— START OF DATASET CONTENT —

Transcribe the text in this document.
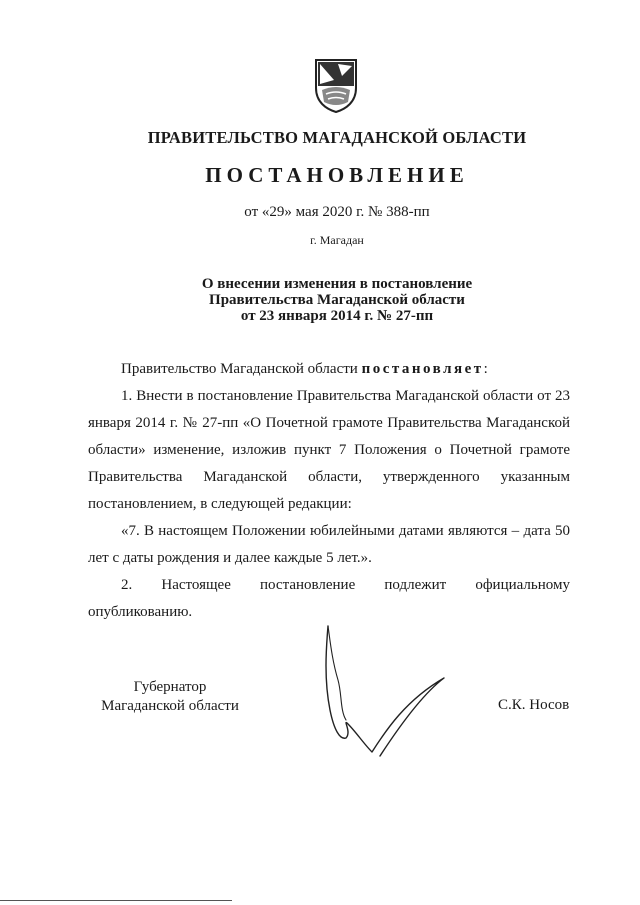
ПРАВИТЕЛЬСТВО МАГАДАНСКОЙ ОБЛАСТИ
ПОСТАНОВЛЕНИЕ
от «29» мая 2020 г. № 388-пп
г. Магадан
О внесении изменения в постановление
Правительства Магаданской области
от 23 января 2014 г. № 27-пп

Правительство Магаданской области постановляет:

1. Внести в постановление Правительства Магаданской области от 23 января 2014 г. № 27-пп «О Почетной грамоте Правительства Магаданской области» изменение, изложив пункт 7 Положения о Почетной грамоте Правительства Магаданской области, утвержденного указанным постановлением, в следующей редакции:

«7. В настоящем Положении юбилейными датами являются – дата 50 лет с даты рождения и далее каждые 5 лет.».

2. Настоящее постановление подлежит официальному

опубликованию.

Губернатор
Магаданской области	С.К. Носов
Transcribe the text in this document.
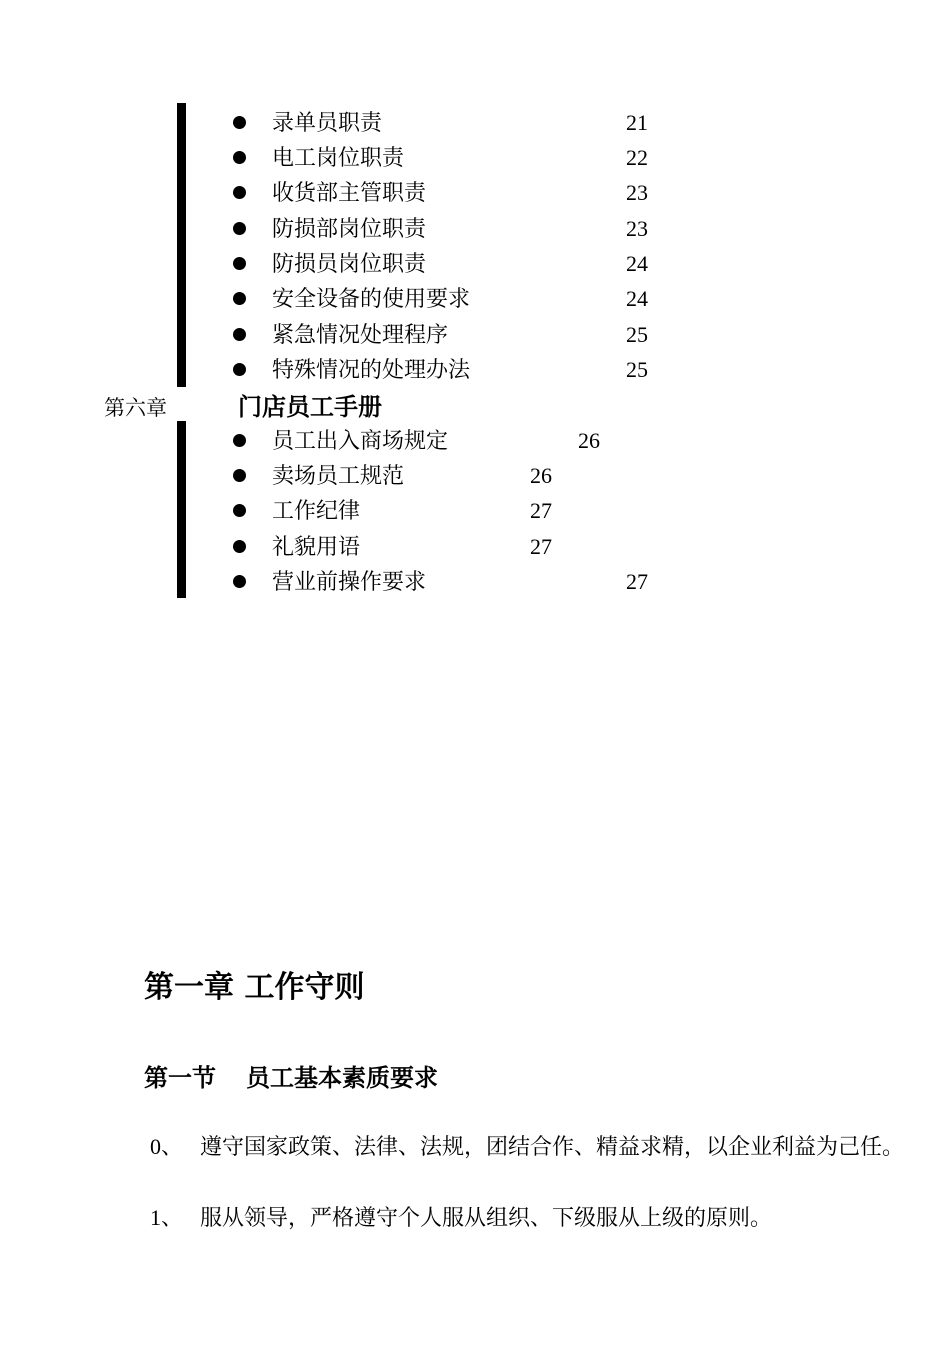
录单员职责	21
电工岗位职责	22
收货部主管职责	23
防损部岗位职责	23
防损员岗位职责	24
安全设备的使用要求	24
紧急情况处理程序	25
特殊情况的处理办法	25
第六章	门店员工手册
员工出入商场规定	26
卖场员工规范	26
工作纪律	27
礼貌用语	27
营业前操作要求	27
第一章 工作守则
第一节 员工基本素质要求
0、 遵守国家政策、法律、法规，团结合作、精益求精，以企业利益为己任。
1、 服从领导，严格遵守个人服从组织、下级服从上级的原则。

— END OF DATASET CONTENT —

• _DESCRIPTION OF THE TASK_
Copy the records exactly as they appear, excluding images.

• _RESPONSE TO THIS TASK_
Transcribe the text in this document.
ПРАВИТЕЛЬСТВО МАГАДАНСКОЙ ОБЛАСТИ
ПОСТАНОВЛЕНИЕ
от «29» мая 2020 г. № 388-пп
г. Магадан
О внесении изменения в постановление
Правительства Магаданской области
от 23 января 2014 г. № 27-пп

Правительство Магаданской области постановляет:

1. Внести в постановление Правительства Магаданской области от 23 января 2014 г. № 27-пп «О Почетной грамоте Правительства Магаданской области» изменение, изложив пункт 7 Положения о Почетной грамоте Правительства Магаданской области, утвержденного указанным постановлением, в следующей редакции:

«7. В настоящем Положении юбилейными датами являются – дата 50 лет с даты рождения и далее каждые 5 лет.».

2. Настоящее постановление подлежит официальному

опубликованию.

Губернатор
Магаданской области	С.К. Носов
Transcribe the text in this document.
录单员职责	21
电工岗位职责	22
收货部主管职责	23
防损部岗位职责	23
防损员岗位职责	24
安全设备的使用要求	24
紧急情况处理程序	25
特殊情况的处理办法	25
第六章	门店员工手册
员工出入商场规定	26
卖场员工规范	26
工作纪律	27
礼貌用语	27
营业前操作要求	27
第一章 工作守则
第一节 员工基本素质要求
0、 遵守国家政策、法律、法规，团结合作、精益求精，以企业利益为己任。
1、 服从领导，严格遵守个人服从组织、下级服从上级的原则。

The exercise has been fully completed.